TASK GOAL: For each line in the data below that holds "right", return a copy.

PROVIDED ENTRIES:
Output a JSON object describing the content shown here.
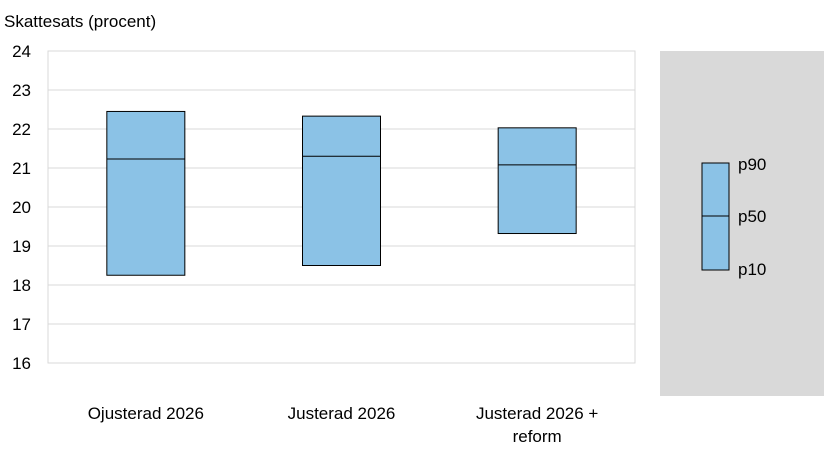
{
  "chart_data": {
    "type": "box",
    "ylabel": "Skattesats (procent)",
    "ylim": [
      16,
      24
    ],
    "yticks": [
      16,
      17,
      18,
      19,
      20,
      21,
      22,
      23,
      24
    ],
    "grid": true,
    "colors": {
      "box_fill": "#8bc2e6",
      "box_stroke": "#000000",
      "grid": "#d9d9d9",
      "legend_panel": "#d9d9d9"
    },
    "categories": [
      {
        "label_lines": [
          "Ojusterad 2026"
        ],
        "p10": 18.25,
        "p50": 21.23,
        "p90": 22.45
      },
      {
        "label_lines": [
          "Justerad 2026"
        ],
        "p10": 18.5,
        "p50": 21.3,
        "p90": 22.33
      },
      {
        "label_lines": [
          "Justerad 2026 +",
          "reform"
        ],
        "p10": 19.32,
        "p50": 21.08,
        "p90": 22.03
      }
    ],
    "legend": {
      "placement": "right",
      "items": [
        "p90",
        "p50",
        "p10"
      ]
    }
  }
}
---
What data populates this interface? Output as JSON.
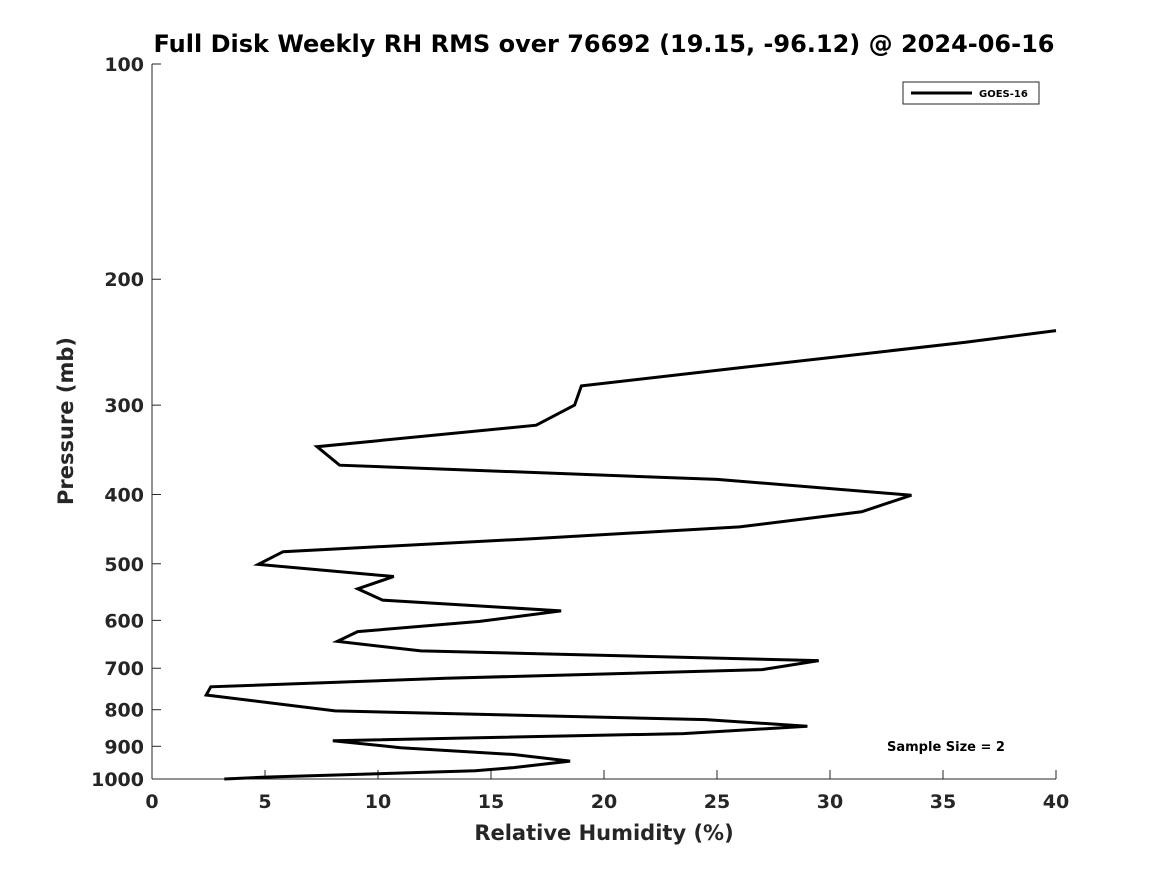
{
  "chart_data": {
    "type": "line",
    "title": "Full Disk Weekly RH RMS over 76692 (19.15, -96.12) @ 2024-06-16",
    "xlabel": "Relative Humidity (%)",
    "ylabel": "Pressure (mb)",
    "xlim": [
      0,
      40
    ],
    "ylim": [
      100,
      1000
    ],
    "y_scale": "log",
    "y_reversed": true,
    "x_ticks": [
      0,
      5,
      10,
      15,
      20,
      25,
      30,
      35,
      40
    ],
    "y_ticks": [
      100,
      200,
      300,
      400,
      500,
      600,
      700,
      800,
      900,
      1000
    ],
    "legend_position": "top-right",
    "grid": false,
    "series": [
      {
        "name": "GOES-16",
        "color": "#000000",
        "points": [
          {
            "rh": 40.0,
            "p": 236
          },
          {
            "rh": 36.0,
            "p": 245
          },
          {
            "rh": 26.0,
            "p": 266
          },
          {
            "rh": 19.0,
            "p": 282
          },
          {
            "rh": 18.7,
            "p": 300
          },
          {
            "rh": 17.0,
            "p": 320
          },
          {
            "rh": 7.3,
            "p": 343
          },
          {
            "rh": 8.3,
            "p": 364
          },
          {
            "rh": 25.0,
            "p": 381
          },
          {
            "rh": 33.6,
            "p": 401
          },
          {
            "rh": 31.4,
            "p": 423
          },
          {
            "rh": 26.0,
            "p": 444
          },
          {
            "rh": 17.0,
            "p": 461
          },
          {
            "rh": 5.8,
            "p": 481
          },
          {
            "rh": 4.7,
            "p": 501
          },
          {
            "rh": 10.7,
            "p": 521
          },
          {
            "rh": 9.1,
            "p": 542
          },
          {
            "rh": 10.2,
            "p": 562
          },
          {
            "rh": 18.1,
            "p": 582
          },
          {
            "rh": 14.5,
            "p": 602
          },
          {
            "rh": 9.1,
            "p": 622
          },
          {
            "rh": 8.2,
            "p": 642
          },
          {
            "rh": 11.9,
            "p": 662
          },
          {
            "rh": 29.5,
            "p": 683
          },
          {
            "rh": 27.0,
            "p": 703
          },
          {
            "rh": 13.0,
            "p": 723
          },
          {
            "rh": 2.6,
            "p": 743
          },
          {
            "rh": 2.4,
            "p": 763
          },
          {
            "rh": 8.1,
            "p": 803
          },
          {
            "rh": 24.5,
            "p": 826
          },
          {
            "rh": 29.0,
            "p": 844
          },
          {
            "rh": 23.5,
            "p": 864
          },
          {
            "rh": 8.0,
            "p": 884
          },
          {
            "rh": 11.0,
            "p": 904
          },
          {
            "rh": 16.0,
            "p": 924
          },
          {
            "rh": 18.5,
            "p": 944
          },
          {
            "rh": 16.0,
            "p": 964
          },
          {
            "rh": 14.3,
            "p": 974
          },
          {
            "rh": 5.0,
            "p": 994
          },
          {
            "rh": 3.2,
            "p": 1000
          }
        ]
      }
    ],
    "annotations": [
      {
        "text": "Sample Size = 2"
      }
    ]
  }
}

EXPECTED ANSWER:
      "placement": "right",
    "legend_position": "top-right",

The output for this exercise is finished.